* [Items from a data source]
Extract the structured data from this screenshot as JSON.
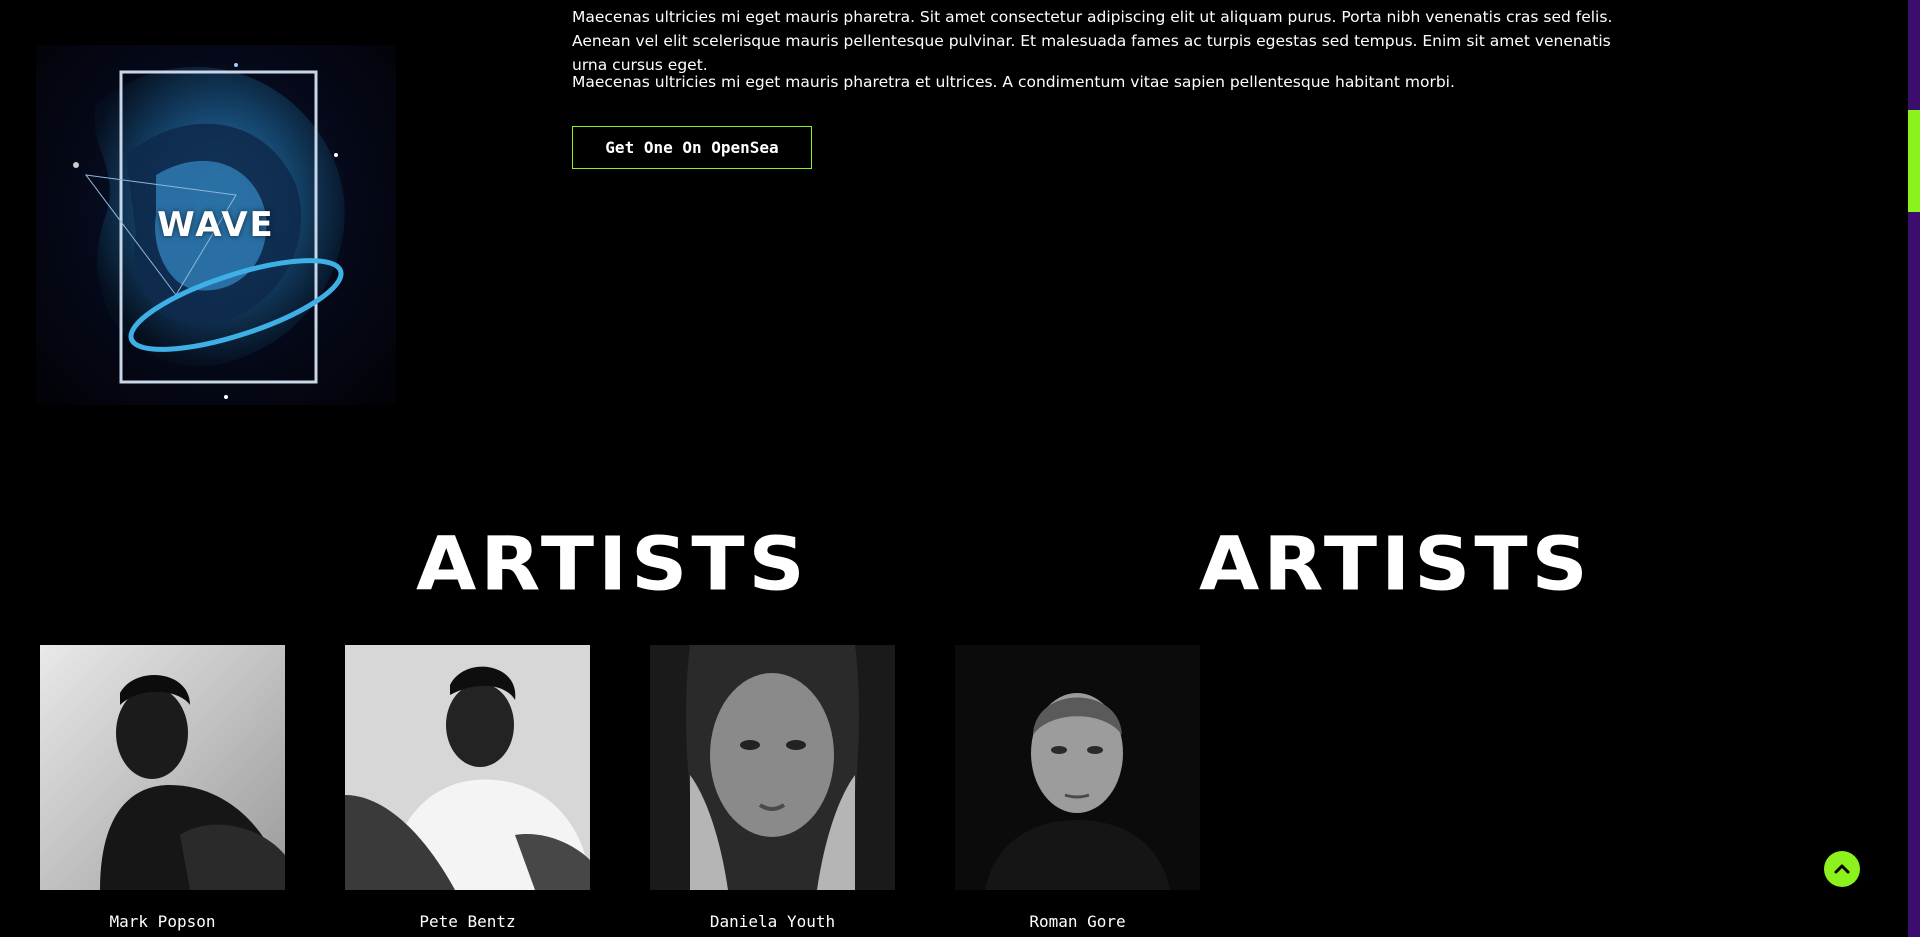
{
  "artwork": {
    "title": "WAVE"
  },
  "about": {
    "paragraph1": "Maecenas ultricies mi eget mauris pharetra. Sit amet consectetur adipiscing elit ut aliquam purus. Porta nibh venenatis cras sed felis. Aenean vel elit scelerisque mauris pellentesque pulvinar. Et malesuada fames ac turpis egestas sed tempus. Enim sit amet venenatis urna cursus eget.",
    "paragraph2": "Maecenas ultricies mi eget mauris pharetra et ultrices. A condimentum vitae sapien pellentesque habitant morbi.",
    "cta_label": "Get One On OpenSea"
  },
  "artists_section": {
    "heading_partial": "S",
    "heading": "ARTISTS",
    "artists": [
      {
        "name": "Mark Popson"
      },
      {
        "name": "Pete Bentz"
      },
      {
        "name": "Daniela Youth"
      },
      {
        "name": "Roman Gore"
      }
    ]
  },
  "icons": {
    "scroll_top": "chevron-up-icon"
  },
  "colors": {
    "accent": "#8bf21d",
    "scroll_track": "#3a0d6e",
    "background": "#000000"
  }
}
* * *
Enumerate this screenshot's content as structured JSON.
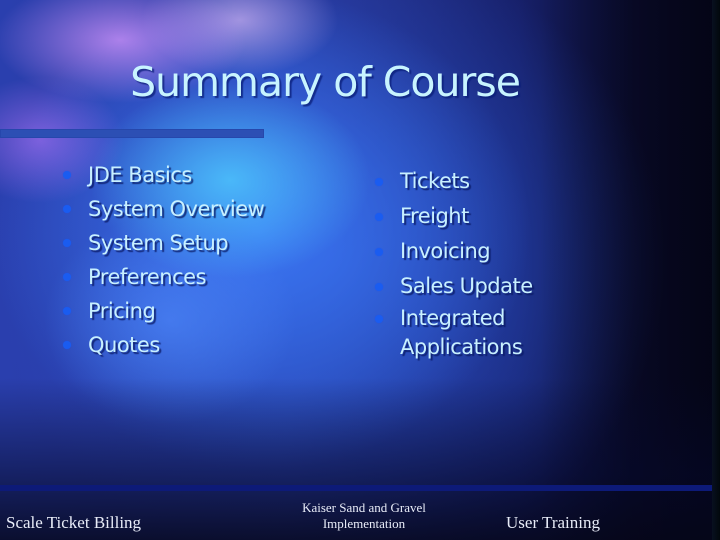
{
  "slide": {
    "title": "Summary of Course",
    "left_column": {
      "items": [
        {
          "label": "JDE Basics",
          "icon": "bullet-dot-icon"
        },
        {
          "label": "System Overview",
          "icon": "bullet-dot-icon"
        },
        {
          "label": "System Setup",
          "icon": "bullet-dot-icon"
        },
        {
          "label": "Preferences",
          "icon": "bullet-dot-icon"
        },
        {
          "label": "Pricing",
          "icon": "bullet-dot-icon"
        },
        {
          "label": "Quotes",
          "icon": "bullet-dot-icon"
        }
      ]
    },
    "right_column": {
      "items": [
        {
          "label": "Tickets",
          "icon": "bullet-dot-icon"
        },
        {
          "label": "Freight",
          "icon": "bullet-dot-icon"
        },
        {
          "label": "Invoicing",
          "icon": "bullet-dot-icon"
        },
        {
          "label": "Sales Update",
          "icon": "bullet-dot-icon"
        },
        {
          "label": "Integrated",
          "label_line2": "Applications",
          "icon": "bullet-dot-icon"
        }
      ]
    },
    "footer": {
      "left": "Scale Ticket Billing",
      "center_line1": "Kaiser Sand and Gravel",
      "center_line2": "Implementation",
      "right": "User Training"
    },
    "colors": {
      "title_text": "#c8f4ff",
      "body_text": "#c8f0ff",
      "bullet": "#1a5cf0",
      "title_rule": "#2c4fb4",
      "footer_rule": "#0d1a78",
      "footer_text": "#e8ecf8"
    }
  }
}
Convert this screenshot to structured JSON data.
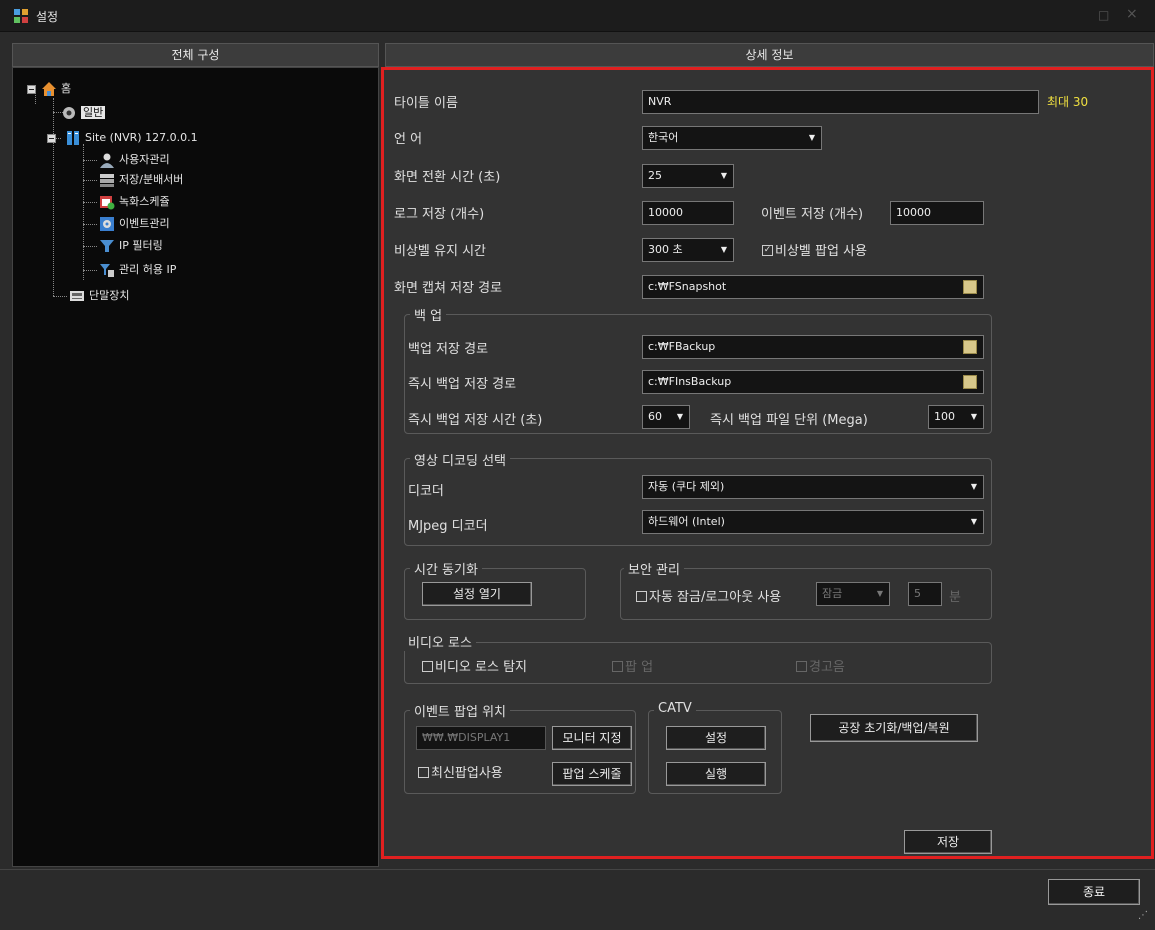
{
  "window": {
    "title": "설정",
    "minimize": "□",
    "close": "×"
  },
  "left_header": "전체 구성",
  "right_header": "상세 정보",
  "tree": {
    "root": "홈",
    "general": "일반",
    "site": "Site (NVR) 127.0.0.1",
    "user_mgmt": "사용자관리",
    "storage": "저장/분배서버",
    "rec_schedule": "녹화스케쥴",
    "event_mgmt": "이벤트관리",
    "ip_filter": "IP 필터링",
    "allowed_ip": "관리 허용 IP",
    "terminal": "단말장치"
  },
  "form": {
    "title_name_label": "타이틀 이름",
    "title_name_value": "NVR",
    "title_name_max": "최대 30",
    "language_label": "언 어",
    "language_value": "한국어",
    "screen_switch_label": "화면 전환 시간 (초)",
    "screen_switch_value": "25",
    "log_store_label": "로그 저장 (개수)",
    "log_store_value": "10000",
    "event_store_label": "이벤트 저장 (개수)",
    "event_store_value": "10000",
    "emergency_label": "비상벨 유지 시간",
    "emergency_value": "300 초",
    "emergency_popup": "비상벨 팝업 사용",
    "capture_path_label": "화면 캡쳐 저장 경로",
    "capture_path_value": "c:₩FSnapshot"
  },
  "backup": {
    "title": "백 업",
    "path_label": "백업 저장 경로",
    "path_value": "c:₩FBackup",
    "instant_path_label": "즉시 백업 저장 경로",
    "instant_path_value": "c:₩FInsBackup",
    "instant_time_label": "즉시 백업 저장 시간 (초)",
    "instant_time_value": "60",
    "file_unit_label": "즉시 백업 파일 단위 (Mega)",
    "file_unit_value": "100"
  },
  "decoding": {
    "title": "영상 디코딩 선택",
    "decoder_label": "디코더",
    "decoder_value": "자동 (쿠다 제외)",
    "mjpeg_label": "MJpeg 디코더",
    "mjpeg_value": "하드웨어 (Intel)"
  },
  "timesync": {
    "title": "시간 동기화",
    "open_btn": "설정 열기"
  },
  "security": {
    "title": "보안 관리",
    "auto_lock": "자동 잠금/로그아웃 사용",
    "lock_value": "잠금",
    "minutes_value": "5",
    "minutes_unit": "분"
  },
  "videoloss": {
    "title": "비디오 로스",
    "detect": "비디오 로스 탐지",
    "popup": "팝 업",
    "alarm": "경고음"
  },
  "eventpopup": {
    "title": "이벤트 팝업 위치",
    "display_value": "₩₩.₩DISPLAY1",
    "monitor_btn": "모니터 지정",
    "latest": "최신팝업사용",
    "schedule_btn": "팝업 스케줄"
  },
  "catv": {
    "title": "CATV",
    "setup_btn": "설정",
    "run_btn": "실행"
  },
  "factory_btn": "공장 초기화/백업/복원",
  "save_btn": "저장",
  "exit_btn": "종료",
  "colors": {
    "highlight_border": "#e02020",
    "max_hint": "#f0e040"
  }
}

* [Job] In the lines above, find each one with "System" and list it.

* [In response]
          "label": "System Overview",
          "label": "System Setup",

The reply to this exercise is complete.